[Chart and figure data]

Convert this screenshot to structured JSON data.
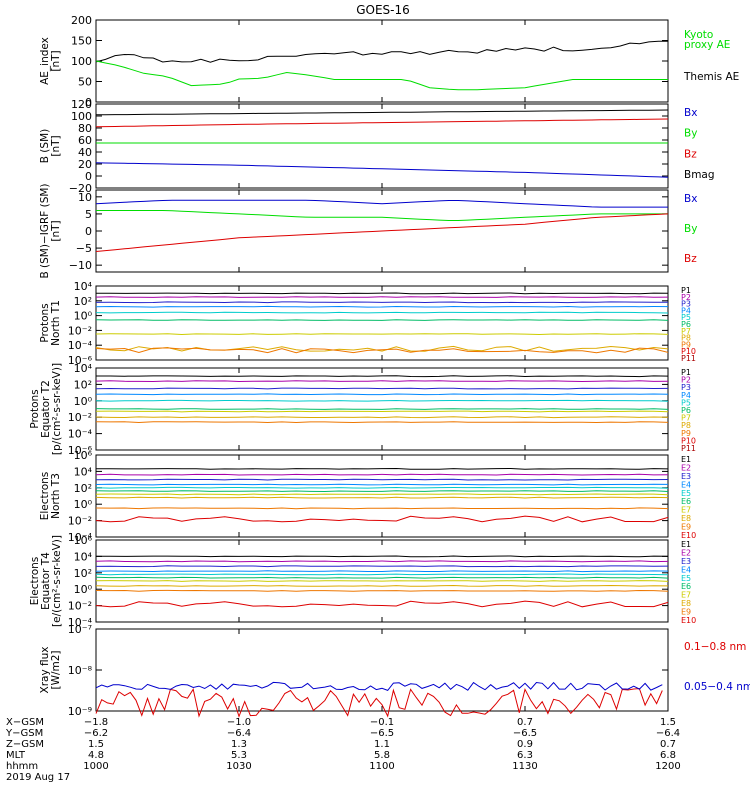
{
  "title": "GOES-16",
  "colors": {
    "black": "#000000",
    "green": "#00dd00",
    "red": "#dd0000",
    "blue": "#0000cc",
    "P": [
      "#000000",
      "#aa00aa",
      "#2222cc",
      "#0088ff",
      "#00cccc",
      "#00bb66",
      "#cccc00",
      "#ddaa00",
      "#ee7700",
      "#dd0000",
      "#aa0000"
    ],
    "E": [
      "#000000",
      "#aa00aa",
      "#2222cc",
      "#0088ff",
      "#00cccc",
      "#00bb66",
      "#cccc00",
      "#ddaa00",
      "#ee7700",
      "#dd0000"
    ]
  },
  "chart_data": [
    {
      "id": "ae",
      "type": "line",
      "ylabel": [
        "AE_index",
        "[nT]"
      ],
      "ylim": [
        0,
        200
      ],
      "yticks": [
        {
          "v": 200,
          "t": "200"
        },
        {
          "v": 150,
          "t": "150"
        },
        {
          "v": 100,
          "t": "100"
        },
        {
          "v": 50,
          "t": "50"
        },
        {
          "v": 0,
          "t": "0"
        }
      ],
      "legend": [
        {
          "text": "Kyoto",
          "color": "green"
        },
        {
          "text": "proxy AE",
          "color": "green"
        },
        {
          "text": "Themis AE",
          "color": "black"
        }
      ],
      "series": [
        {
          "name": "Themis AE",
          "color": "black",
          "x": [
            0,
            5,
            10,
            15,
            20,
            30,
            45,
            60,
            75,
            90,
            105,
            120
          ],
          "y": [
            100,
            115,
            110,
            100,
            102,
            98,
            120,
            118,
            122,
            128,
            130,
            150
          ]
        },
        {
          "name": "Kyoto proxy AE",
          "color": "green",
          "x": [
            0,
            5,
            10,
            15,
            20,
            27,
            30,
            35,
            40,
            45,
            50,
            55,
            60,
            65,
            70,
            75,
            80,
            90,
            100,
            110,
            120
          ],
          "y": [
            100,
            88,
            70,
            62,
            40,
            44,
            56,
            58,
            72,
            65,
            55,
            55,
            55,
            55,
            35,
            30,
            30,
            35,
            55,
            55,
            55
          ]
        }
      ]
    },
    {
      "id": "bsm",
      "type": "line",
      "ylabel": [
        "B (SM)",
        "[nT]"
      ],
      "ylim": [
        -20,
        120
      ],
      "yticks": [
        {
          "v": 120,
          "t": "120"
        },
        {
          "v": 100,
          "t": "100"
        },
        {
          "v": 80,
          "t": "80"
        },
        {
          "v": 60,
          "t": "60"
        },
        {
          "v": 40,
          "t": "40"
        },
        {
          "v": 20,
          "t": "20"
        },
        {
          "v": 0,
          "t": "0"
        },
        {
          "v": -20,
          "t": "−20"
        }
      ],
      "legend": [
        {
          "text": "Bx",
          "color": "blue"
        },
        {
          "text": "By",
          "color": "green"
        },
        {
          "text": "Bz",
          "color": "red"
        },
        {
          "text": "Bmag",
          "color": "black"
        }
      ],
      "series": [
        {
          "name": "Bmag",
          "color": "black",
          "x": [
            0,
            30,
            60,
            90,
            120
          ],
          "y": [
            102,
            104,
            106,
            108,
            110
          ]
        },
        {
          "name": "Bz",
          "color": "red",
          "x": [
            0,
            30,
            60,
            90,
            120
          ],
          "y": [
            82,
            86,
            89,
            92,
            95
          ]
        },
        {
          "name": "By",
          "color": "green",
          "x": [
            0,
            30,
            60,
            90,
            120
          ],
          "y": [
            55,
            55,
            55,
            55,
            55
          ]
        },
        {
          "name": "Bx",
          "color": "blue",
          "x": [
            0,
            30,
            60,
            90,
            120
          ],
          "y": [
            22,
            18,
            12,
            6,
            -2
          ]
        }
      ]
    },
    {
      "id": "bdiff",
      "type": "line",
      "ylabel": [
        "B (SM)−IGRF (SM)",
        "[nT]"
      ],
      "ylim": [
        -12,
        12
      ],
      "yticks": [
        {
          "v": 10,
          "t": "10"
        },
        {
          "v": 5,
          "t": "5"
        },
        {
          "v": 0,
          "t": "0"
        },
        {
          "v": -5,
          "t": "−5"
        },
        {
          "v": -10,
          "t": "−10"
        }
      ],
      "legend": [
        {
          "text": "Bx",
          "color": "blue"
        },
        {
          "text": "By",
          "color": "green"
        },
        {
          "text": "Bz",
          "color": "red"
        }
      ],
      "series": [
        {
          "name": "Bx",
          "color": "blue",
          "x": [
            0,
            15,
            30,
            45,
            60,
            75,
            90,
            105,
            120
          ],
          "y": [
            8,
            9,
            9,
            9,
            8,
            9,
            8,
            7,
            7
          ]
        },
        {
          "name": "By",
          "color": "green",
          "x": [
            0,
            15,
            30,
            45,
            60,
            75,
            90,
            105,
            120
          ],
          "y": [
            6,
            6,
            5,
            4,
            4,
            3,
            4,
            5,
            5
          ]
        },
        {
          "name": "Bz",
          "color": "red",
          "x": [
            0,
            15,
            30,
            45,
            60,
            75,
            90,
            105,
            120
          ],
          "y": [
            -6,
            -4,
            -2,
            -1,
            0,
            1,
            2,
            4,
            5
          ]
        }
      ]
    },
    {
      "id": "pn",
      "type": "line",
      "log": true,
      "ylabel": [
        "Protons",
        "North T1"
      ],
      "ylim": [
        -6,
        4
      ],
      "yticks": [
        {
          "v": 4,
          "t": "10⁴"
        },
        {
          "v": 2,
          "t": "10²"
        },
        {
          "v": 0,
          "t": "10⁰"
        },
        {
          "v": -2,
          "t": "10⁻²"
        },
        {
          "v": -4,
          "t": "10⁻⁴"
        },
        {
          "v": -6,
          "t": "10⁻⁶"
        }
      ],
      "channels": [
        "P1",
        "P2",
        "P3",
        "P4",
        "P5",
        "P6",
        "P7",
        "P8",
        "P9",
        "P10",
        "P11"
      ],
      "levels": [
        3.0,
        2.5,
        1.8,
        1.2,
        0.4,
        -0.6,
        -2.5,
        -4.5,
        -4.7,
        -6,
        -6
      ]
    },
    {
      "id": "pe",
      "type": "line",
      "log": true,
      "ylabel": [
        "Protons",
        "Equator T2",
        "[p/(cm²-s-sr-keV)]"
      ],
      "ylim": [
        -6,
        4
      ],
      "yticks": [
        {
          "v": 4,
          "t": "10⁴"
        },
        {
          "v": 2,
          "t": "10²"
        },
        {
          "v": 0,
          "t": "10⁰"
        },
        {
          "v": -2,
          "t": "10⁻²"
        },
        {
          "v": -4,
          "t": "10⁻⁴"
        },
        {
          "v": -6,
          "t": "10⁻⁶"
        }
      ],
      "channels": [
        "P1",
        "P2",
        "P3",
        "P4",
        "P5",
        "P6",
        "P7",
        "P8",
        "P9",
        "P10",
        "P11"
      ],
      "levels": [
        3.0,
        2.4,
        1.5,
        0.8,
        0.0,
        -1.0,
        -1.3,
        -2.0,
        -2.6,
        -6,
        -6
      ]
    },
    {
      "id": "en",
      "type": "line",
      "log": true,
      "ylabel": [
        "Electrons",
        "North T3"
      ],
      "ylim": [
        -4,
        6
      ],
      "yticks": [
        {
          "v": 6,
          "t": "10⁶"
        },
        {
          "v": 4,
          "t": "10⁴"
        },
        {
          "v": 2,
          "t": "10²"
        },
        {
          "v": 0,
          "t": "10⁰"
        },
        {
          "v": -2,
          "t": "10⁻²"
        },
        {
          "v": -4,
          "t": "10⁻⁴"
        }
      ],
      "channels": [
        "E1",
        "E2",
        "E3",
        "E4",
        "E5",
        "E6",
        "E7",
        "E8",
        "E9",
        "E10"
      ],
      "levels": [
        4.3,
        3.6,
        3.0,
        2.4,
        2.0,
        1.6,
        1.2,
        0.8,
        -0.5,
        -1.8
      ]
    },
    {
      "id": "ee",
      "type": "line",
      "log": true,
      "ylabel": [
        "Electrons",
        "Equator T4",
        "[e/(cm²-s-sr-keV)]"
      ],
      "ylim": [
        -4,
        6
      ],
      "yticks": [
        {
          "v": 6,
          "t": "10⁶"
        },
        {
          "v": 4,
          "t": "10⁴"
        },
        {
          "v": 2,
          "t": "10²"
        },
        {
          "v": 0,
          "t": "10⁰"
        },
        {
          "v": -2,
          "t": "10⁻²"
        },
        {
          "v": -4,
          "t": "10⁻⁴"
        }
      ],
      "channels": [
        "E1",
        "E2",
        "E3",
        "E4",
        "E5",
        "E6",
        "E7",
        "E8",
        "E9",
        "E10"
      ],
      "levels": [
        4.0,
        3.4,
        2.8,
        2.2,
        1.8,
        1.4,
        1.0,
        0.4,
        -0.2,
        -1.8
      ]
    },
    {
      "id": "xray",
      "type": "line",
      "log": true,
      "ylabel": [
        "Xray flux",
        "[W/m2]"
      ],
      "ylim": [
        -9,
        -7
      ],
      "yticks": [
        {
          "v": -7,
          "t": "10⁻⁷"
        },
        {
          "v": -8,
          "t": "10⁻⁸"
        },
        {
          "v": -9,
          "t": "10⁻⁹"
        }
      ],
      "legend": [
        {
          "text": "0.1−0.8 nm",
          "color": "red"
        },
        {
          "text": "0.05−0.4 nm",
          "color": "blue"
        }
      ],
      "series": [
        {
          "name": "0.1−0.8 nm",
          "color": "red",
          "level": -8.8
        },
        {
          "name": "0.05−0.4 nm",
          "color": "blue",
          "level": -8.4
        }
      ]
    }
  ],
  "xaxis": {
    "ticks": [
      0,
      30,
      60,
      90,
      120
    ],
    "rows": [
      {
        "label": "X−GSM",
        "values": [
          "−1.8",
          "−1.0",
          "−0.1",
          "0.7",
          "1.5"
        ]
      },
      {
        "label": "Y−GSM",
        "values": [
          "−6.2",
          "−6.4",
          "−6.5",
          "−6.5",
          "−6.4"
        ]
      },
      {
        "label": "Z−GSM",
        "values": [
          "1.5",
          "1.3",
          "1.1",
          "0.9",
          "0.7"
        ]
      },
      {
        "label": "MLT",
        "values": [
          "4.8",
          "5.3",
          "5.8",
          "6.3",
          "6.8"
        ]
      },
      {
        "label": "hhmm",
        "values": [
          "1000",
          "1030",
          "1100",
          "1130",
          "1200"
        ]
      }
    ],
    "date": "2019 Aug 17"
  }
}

▶ _DO THIS_:
Determine how many lines of the data contain the word "name", and reply with that number only.

▶ _EXPECTED ANSWER_:
11